WRITTEN INSTRUCTION
Can you reproduce all of the material below with each "By Physician" replaced by "By Clinician" and nothing else changed?

DATA EXTRACT
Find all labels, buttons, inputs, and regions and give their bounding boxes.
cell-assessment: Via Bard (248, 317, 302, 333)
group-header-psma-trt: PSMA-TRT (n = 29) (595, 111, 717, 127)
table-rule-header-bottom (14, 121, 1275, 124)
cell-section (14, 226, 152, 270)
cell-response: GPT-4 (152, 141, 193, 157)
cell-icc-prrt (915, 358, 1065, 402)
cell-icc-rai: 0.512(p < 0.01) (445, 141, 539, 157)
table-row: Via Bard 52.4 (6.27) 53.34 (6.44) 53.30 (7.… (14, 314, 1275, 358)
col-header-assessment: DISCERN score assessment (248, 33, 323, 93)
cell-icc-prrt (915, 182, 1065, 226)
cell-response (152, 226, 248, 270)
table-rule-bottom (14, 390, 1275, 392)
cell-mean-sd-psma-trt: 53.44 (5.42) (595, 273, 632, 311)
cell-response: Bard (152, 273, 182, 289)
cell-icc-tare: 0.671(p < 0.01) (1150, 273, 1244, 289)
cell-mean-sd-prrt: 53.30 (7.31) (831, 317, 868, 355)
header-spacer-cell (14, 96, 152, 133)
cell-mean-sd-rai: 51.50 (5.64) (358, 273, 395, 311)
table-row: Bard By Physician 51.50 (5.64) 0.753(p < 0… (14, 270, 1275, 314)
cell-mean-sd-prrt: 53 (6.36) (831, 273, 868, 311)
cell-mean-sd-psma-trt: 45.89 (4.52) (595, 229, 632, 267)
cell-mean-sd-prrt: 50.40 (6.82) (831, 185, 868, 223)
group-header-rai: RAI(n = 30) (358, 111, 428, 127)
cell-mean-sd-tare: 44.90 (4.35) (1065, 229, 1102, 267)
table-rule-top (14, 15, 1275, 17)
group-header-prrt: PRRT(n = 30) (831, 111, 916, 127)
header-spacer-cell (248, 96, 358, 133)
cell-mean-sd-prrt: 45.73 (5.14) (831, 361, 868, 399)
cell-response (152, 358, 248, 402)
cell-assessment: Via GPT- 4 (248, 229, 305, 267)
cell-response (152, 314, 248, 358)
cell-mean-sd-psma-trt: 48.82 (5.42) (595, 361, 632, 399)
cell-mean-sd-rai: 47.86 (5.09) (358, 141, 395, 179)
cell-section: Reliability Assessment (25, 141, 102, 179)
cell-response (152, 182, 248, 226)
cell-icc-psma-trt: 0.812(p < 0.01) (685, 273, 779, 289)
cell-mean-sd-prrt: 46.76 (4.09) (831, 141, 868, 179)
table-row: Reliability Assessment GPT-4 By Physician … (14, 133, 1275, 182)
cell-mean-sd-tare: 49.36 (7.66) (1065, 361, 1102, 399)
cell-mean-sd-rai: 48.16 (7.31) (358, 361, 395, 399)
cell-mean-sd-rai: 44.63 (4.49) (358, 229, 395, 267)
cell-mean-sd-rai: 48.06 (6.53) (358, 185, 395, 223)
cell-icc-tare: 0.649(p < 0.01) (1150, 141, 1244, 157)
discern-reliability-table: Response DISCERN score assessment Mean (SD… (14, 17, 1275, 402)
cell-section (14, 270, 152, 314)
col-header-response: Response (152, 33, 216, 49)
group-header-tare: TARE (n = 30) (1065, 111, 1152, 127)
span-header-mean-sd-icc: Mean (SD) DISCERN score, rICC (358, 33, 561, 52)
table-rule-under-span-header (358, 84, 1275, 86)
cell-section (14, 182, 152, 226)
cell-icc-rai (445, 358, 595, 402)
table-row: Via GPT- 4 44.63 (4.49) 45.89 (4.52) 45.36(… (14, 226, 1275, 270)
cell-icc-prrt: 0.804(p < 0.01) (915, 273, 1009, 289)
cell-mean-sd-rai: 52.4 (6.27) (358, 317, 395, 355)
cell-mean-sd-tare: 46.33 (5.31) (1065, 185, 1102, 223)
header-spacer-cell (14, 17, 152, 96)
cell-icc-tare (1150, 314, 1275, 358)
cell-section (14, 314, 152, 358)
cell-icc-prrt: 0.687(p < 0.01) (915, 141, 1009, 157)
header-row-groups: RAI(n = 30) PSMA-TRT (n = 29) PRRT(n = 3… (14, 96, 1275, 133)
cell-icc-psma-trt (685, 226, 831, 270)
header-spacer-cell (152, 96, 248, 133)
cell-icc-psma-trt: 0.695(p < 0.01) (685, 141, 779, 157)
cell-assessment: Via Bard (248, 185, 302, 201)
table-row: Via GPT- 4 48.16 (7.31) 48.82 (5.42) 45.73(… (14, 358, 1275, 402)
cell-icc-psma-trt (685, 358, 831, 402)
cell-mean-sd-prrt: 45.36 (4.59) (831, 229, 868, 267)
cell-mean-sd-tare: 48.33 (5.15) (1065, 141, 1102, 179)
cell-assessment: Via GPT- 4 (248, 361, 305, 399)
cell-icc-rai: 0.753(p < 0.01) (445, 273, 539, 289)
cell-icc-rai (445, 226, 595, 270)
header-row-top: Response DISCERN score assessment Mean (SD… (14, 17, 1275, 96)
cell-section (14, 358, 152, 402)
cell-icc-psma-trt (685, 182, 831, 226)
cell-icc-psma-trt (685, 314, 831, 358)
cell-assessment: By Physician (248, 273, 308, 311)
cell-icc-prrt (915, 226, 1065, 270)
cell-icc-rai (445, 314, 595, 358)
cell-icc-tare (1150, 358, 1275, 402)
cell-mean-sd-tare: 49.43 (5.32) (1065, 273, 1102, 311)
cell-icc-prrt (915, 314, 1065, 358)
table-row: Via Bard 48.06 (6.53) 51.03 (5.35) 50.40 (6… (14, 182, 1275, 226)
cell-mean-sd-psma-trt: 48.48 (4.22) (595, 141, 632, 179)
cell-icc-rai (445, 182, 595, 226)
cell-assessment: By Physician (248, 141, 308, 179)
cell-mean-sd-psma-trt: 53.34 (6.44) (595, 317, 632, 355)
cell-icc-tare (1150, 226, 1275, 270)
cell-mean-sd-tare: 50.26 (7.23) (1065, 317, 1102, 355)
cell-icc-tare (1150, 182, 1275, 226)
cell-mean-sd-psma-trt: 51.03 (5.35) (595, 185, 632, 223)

SOLUTION
Find all labels, buttons, inputs, and regions and give their bounding boxes.
cell-assessment: Via Bard (248, 317, 302, 333)
group-header-psma-trt: PSMA-TRT (n = 29) (595, 111, 717, 127)
table-rule-header-bottom (14, 121, 1275, 124)
cell-section (14, 226, 152, 270)
cell-response: GPT-4 (152, 141, 193, 157)
cell-icc-prrt (915, 358, 1065, 402)
cell-icc-rai: 0.512(p < 0.01) (445, 141, 539, 157)
table-row: Via Bard 52.4 (6.27) 53.34 (6.44) 53.30 (7.… (14, 314, 1275, 358)
col-header-assessment: DISCERN score assessment (248, 33, 323, 93)
cell-icc-prrt (915, 182, 1065, 226)
cell-response (152, 226, 248, 270)
table-rule-bottom (14, 390, 1275, 392)
cell-mean-sd-psma-trt: 53.44 (5.42) (595, 273, 632, 311)
cell-response: Bard (152, 273, 182, 289)
cell-icc-tare: 0.671(p < 0.01) (1150, 273, 1244, 289)
cell-mean-sd-prrt: 53.30 (7.31) (831, 317, 868, 355)
header-spacer-cell (14, 96, 152, 133)
cell-mean-sd-rai: 51.50 (5.64) (358, 273, 395, 311)
table-row: Bard By Clinician 51.50 (5.64) 0.753(p < 0… (14, 270, 1275, 314)
cell-mean-sd-prrt: 53 (6.36) (831, 273, 868, 311)
cell-mean-sd-psma-trt: 45.89 (4.52) (595, 229, 632, 267)
cell-mean-sd-prrt: 50.40 (6.82) (831, 185, 868, 223)
group-header-rai: RAI(n = 30) (358, 111, 428, 127)
cell-mean-sd-tare: 44.90 (4.35) (1065, 229, 1102, 267)
table-rule-top (14, 15, 1275, 17)
group-header-prrt: PRRT(n = 30) (831, 111, 916, 127)
header-spacer-cell (248, 96, 358, 133)
cell-mean-sd-prrt: 45.73 (5.14) (831, 361, 868, 399)
cell-response (152, 358, 248, 402)
cell-assessment: Via GPT- 4 (248, 229, 305, 267)
cell-response (152, 314, 248, 358)
cell-mean-sd-psma-trt: 48.82 (5.42) (595, 361, 632, 399)
cell-mean-sd-rai: 47.86 (5.09) (358, 141, 395, 179)
cell-section: Reliability Assessment (25, 141, 102, 179)
cell-response (152, 182, 248, 226)
cell-icc-psma-trt: 0.812(p < 0.01) (685, 273, 779, 289)
cell-mean-sd-prrt: 46.76 (4.09) (831, 141, 868, 179)
table-row: Reliability Assessment GPT-4 By Clinician … (14, 133, 1275, 182)
cell-mean-sd-tare: 49.36 (7.66) (1065, 361, 1102, 399)
cell-mean-sd-rai: 48.16 (7.31) (358, 361, 395, 399)
cell-mean-sd-rai: 44.63 (4.49) (358, 229, 395, 267)
cell-mean-sd-rai: 48.06 (6.53) (358, 185, 395, 223)
cell-icc-tare: 0.649(p < 0.01) (1150, 141, 1244, 157)
discern-reliability-table: Response DISCERN score assessment Mean (SD… (14, 17, 1275, 402)
cell-section (14, 270, 152, 314)
col-header-response: Response (152, 33, 216, 49)
group-header-tare: TARE (n = 30) (1065, 111, 1152, 127)
span-header-mean-sd-icc: Mean (SD) DISCERN score, rICC (358, 33, 561, 52)
table-rule-under-span-header (358, 84, 1275, 86)
cell-section (14, 182, 152, 226)
cell-icc-rai (445, 358, 595, 402)
table-row: Via GPT- 4 44.63 (4.49) 45.89 (4.52) 45.36(… (14, 226, 1275, 270)
cell-icc-prrt: 0.804(p < 0.01) (915, 273, 1009, 289)
cell-mean-sd-rai: 52.4 (6.27) (358, 317, 395, 355)
cell-mean-sd-tare: 46.33 (5.31) (1065, 185, 1102, 223)
header-spacer-cell (14, 17, 152, 96)
cell-icc-tare (1150, 314, 1275, 358)
cell-section (14, 314, 152, 358)
cell-icc-prrt: 0.687(p < 0.01) (915, 141, 1009, 157)
header-row-groups: RAI(n = 30) PSMA-TRT (n = 29) PRRT(n = 3… (14, 96, 1275, 133)
cell-icc-psma-trt (685, 226, 831, 270)
header-spacer-cell (152, 96, 248, 133)
cell-icc-psma-trt: 0.695(p < 0.01) (685, 141, 779, 157)
cell-assessment: Via Bard (248, 185, 302, 201)
table-row: Via GPT- 4 48.16 (7.31) 48.82 (5.42) 45.73(… (14, 358, 1275, 402)
cell-icc-psma-trt (685, 358, 831, 402)
cell-mean-sd-prrt: 45.36 (4.59) (831, 229, 868, 267)
cell-mean-sd-tare: 48.33 (5.15) (1065, 141, 1102, 179)
cell-assessment: Via GPT- 4 (248, 361, 305, 399)
cell-icc-rai: 0.753(p < 0.01) (445, 273, 539, 289)
cell-icc-rai (445, 226, 595, 270)
header-row-top: Response DISCERN score assessment Mean (SD… (14, 17, 1275, 96)
cell-section (14, 358, 152, 402)
cell-icc-psma-trt (685, 182, 831, 226)
cell-icc-psma-trt (685, 314, 831, 358)
cell-assessment: By Clinician (248, 273, 308, 311)
cell-icc-prrt (915, 226, 1065, 270)
cell-icc-rai (445, 314, 595, 358)
cell-icc-tare (1150, 358, 1275, 402)
cell-mean-sd-tare: 49.43 (5.32) (1065, 273, 1102, 311)
cell-icc-prrt (915, 314, 1065, 358)
table-row: Via Bard 48.06 (6.53) 51.03 (5.35) 50.40 (6… (14, 182, 1275, 226)
cell-mean-sd-psma-trt: 48.48 (4.22) (595, 141, 632, 179)
cell-icc-rai (445, 182, 595, 226)
cell-assessment: By Clinician (248, 141, 308, 179)
cell-mean-sd-psma-trt: 53.34 (6.44) (595, 317, 632, 355)
cell-icc-tare (1150, 226, 1275, 270)
cell-mean-sd-tare: 50.26 (7.23) (1065, 317, 1102, 355)
cell-icc-tare (1150, 182, 1275, 226)
cell-mean-sd-psma-trt: 51.03 (5.35) (595, 185, 632, 223)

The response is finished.